◆ Given request
Repeat each entry exactly and drop the pictures.
= = = = =
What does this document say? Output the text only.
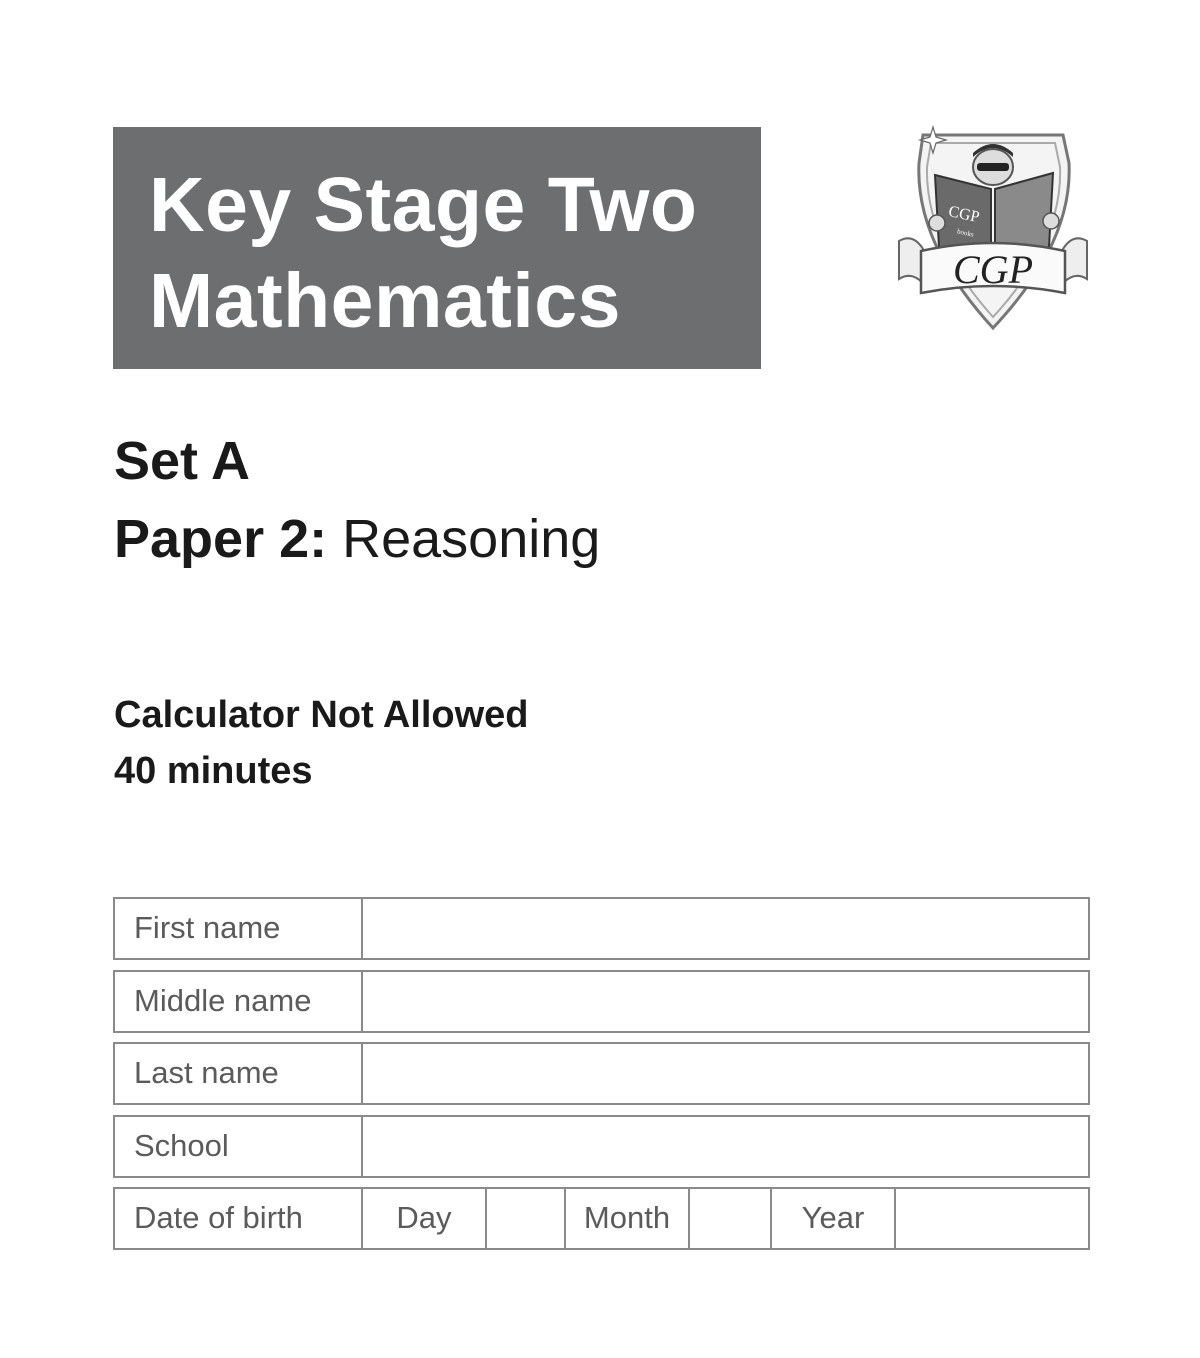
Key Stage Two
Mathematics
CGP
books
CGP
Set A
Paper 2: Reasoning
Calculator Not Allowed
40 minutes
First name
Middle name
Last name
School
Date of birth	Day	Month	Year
= = = = =
◆ Task solution
What does this document say? Output the text only.
Key Stage Two
Mathematics
CGP
books
CGP
Set A
Paper 2: Reasoning
Calculator Not Allowed
40 minutes
First name
Middle name
Last name
School
Date of birth	Day	Month	Year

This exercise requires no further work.